**** Records shown ****

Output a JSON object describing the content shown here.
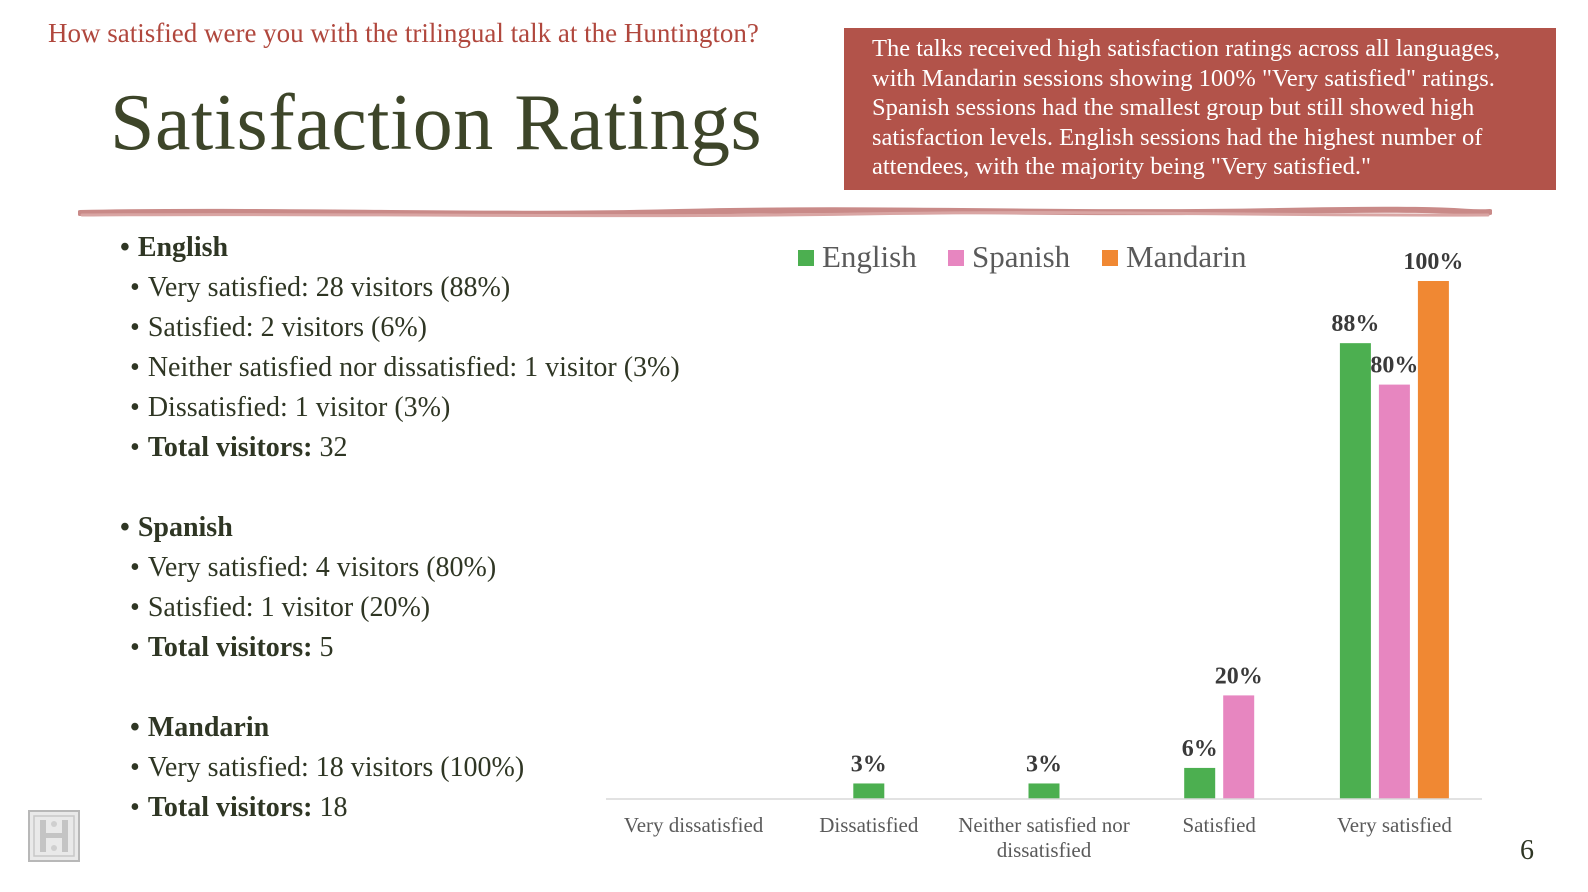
{
  "slide": {
    "question": "How satisfied were you with the trilingual talk at the Huntington?",
    "title": "Satisfaction Ratings",
    "summary": "The  talks received high satisfaction ratings across all languages, with Mandarin sessions showing 100% \"Very satisfied\" ratings. Spanish sessions had the smallest group but still showed high satisfaction levels. English sessions had the highest number of attendees, with the majority being \"Very satisfied.\"",
    "page_number": "6"
  },
  "stats": {
    "english": {
      "heading": "English",
      "lines": [
        "Very satisfied: 28 visitors (88%)",
        "Satisfied: 2 visitors (6%)",
        "Neither satisfied nor dissatisfied: 1 visitor (3%)",
        "Dissatisfied: 1 visitor (3%)"
      ],
      "total_label": "Total visitors:",
      "total_value": "32"
    },
    "spanish": {
      "heading": "Spanish",
      "lines": [
        "Very satisfied: 4 visitors (80%)",
        "Satisfied: 1 visitor (20%)"
      ],
      "total_label": "Total visitors:",
      "total_value": "5"
    },
    "mandarin": {
      "heading": "Mandarin",
      "lines": [
        "Very satisfied: 18 visitors (100%)"
      ],
      "total_label": "Total visitors:",
      "total_value": "18"
    }
  },
  "colors": {
    "english": "#4caf50",
    "spanish": "#e786c0",
    "mandarin": "#f08833",
    "accent": "#b2534a"
  },
  "chart_data": {
    "type": "bar",
    "categories": [
      "Very dissatisfied",
      "Dissatisfied",
      "Neither satisfied nor dissatisfied",
      "Satisfied",
      "Very satisfied"
    ],
    "series": [
      {
        "name": "English",
        "values": [
          null,
          3,
          3,
          6,
          88
        ],
        "labels": [
          "",
          "3%",
          "3%",
          "6%",
          "88%"
        ]
      },
      {
        "name": "Spanish",
        "values": [
          null,
          null,
          null,
          20,
          80
        ],
        "labels": [
          "",
          "",
          "",
          "20%",
          "80%"
        ]
      },
      {
        "name": "Mandarin",
        "values": [
          null,
          null,
          null,
          null,
          100
        ],
        "labels": [
          "",
          "",
          "",
          "",
          "100%"
        ]
      }
    ],
    "ylim": [
      0,
      100
    ],
    "unit": "%",
    "legend": "top",
    "grid": false
  }
}
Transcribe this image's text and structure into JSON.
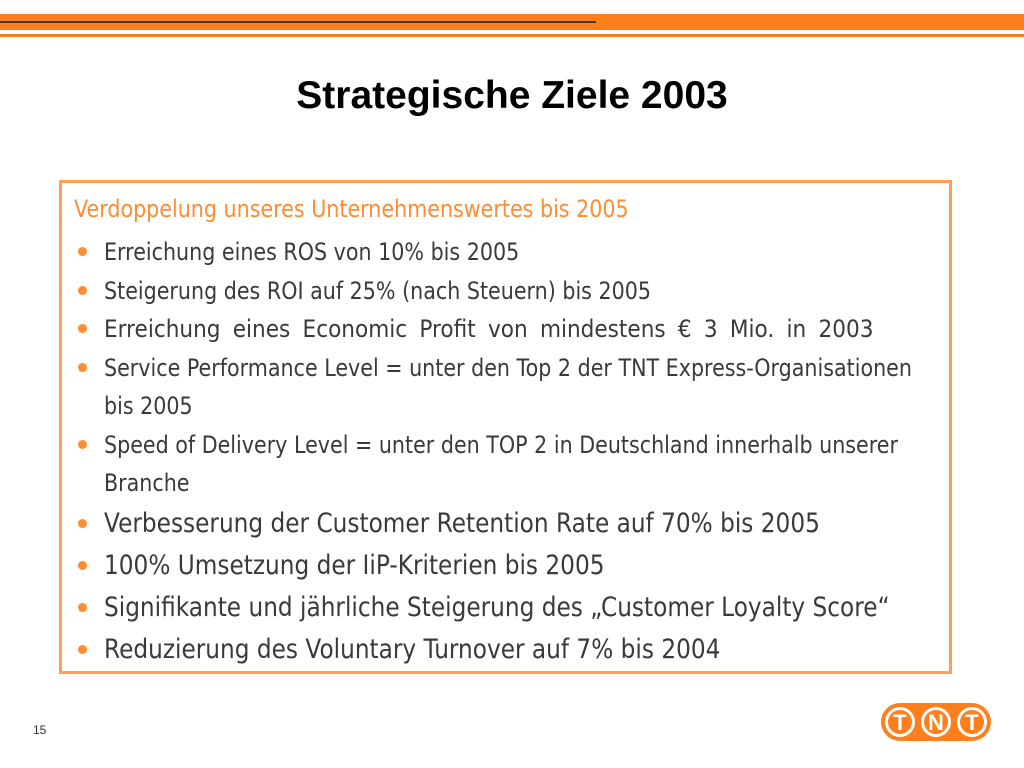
{
  "slide": {
    "title": "Strategische Ziele 2003",
    "page_number": "15"
  },
  "box": {
    "heading": "Verdoppelung unseres Unternehmenswertes bis 2005",
    "bullets": [
      {
        "line1": "Erreichung eines ROS von 10% bis 2005"
      },
      {
        "line1": "Steigerung des ROI auf 25% (nach Steuern) bis 2005"
      },
      {
        "line1": "Erreichung eines Economic Profit von mindestens € 3 Mio. in 2003"
      },
      {
        "line1": "Service Performance Level = unter den Top 2 der TNT Express-Organisationen",
        "line2": "bis 2005"
      },
      {
        "line1": "Speed of Delivery  Level = unter den TOP 2 in Deutschland innerhalb unserer",
        "line2": "Branche"
      },
      {
        "line1": "Verbesserung der Customer Retention Rate auf 70% bis 2005"
      },
      {
        "line1": "100% Umsetzung der IiP-Kriterien bis 2005"
      },
      {
        "line1": "Signifikante und jährliche Steigerung des „Customer Loyalty Score“"
      },
      {
        "line1": "Reduzierung des Voluntary Turnover auf 7% bis 2004"
      }
    ]
  },
  "logo": {
    "letters": [
      "T",
      "N",
      "T"
    ],
    "icon": "tnt-logo"
  },
  "colors": {
    "accent_orange": "#ff7f1f",
    "box_border": "#ff9f50",
    "heading_orange": "#ff8c32",
    "body_text": "#3a3a3a"
  }
}
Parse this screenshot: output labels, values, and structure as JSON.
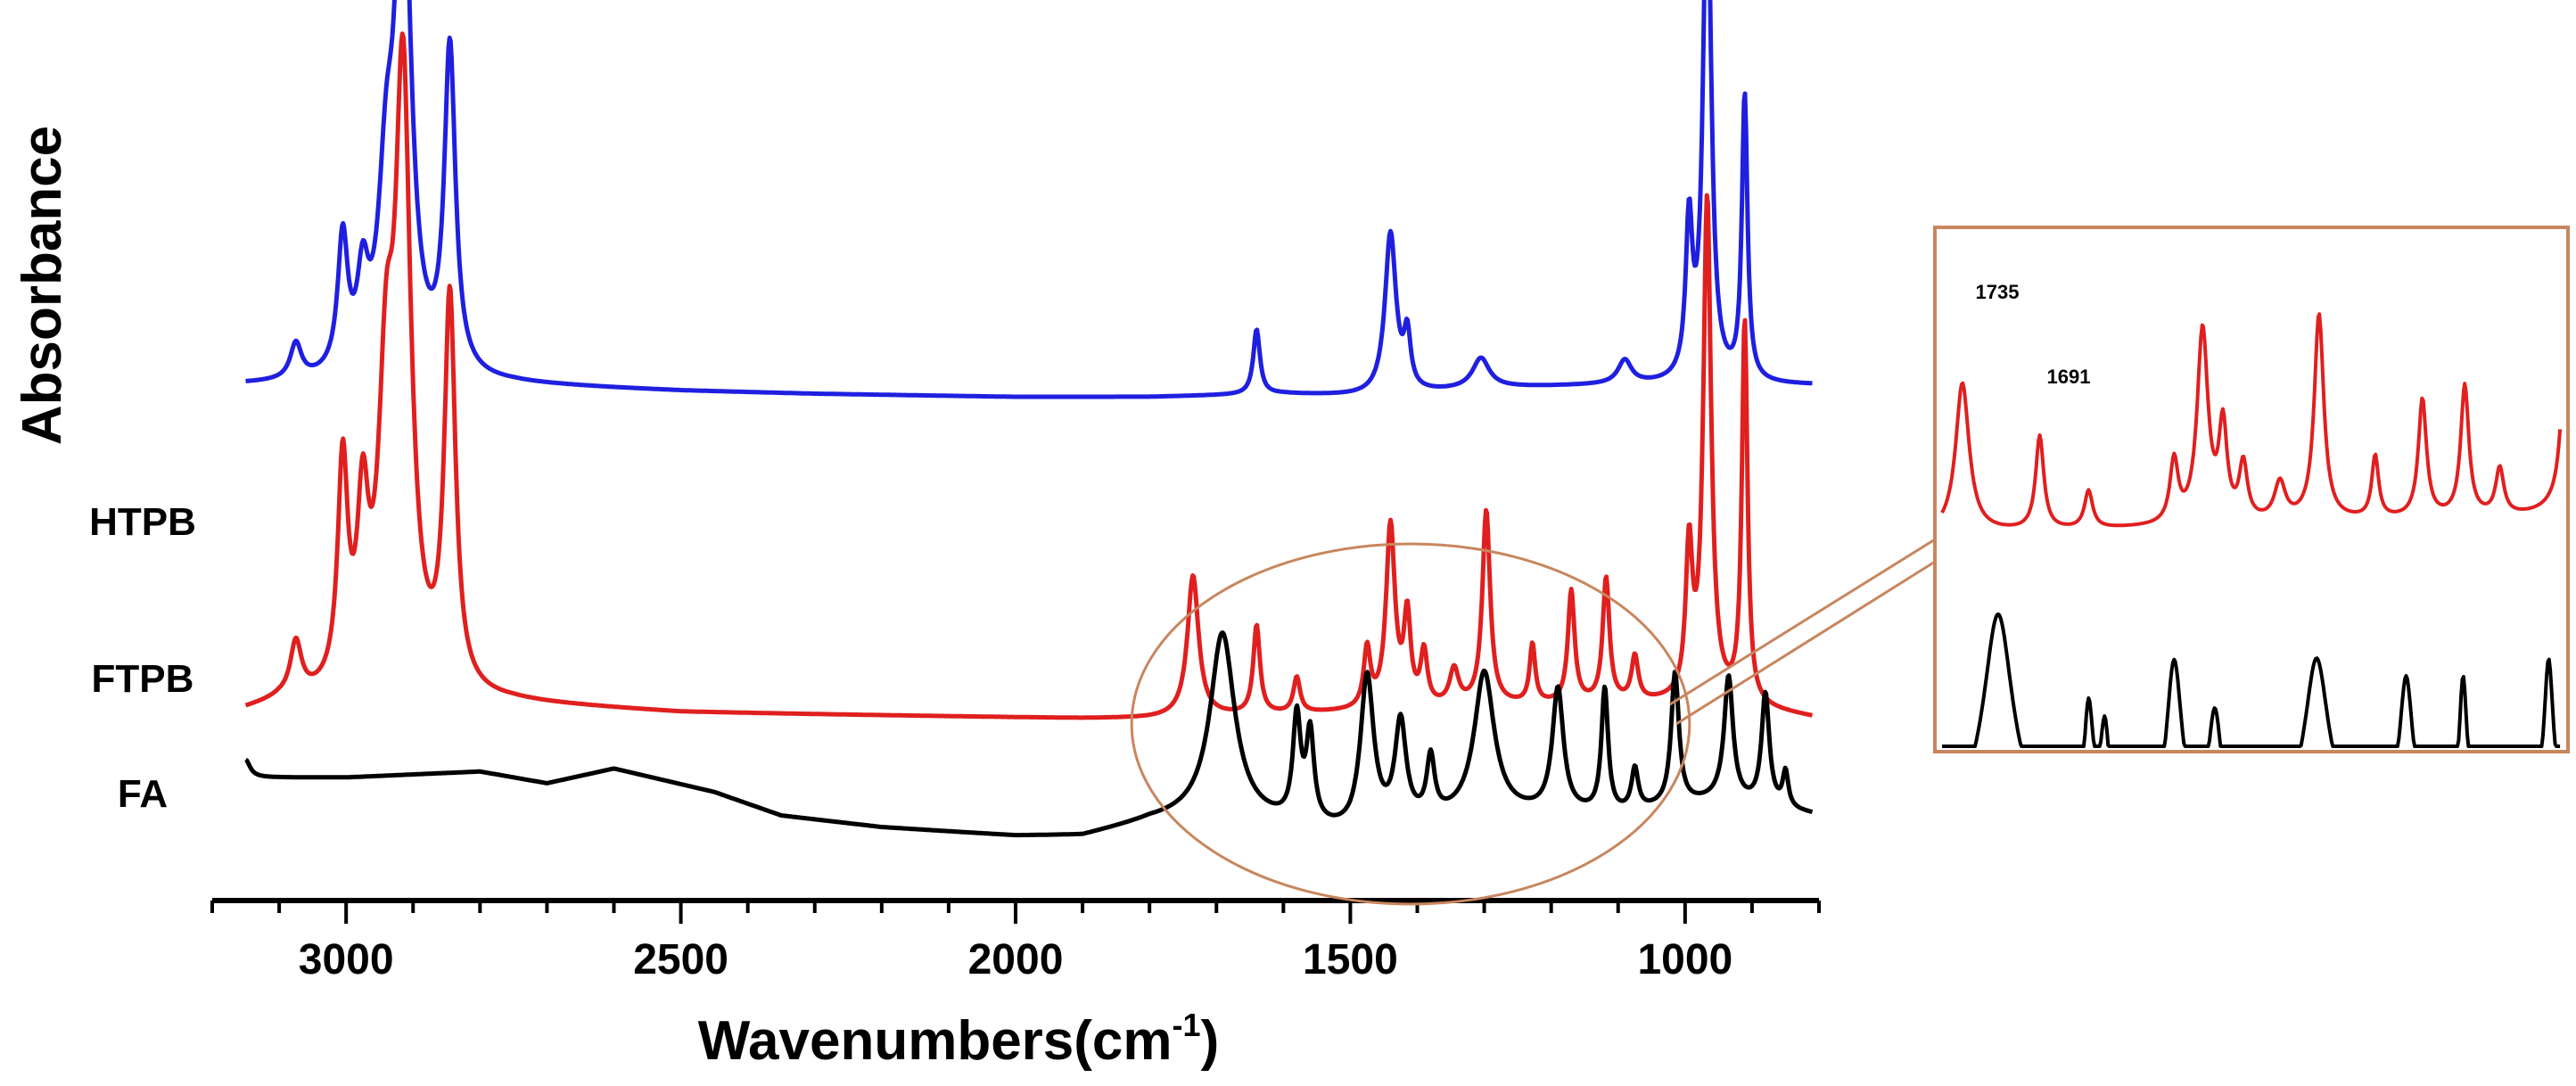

****

• **What is expected**
Print the whole listing above once more, word for word, without its pictures.

• **Full response**
Output a JSON object describing the content shown here.
{
  "slide": {
    "question": "How satisfied were you with the trilingual talk at the Huntington?",
    "title": "Satisfaction Ratings",
    "summary": "The  talks received high satisfaction ratings across all languages, with Mandarin sessions showing 100% \"Very satisfied\" ratings. Spanish sessions had the smallest group but still showed high satisfaction levels. English sessions had the highest number of attendees, with the majority being \"Very satisfied.\"",
    "page_number": "6"
  },
  "stats": {
    "english": {
      "heading": "English",
      "lines": [
        "Very satisfied: 28 visitors (88%)",
        "Satisfied: 2 visitors (6%)",
        "Neither satisfied nor dissatisfied: 1 visitor (3%)",
        "Dissatisfied: 1 visitor (3%)"
      ],
      "total_label": "Total visitors:",
      "total_value": "32"
    },
    "spanish": {
      "heading": "Spanish",
      "lines": [
        "Very satisfied: 4 visitors (80%)",
        "Satisfied: 1 visitor (20%)"
      ],
      "total_label": "Total visitors:",
      "total_value": "5"
    },
    "mandarin": {
      "heading": "Mandarin",
      "lines": [
        "Very satisfied: 18 visitors (100%)"
      ],
      "total_label": "Total visitors:",
      "total_value": "18"
    }
  },
  "colors": {
    "english": "#4caf50",
    "spanish": "#e786c0",
    "mandarin": "#f08833",
    "accent": "#b2534a"
  },
  "chart_data": {
    "type": "bar",
    "categories": [
      "Very dissatisfied",
      "Dissatisfied",
      "Neither satisfied nor dissatisfied",
      "Satisfied",
      "Very satisfied"
    ],
    "series": [
      {
        "name": "English",
        "values": [
          null,
          3,
          3,
          6,
          88
        ],
        "labels": [
          "",
          "3%",
          "3%",
          "6%",
          "88%"
        ]
      },
      {
        "name": "Spanish",
        "values": [
          null,
          null,
          null,
          20,
          80
        ],
        "labels": [
          "",
          "",
          "",
          "20%",
          "80%"
        ]
      },
      {
        "name": "Mandarin",
        "values": [
          null,
          null,
          null,
          null,
          100
        ],
        "labels": [
          "",
          "",
          "",
          "",
          "100%"
        ]
      }
    ],
    "ylim": [
      0,
      100
    ],
    "unit": "%",
    "legend": "top",
    "grid": false
  }
}
Transcribe this image's text and structure into JSON.
{
  "slide": {
    "title": "Strategische Ziele 2003",
    "page_number": "15"
  },
  "box": {
    "heading": "Verdoppelung unseres Unternehmenswertes bis 2005",
    "bullets": [
      {
        "line1": "Erreichung eines ROS von 10% bis 2005"
      },
      {
        "line1": "Steigerung des ROI auf 25% (nach Steuern) bis 2005"
      },
      {
        "line1": "Erreichung eines Economic Profit von mindestens € 3 Mio. in 2003"
      },
      {
        "line1": "Service Performance Level = unter den Top 2 der TNT Express-Organisationen",
        "line2": "bis 2005"
      },
      {
        "line1": "Speed of Delivery  Level = unter den TOP 2 in Deutschland innerhalb unserer",
        "line2": "Branche"
      },
      {
        "line1": "Verbesserung der Customer Retention Rate auf 70% bis 2005"
      },
      {
        "line1": "100% Umsetzung der IiP-Kriterien bis 2005"
      },
      {
        "line1": "Signifikante und jährliche Steigerung des „Customer Loyalty Score“"
      },
      {
        "line1": "Reduzierung des Voluntary Turnover auf 7% bis 2004"
      }
    ]
  },
  "logo": {
    "letters": [
      "T",
      "N",
      "T"
    ],
    "icon": "tnt-logo"
  },
  "colors": {
    "accent_orange": "#ff7f1f",
    "box_border": "#ff9f50",
    "heading_orange": "#ff8c32",
    "body_text": "#3a3a3a"
  }
}
Parse this screenshot: output labels, values, and structure as JSON.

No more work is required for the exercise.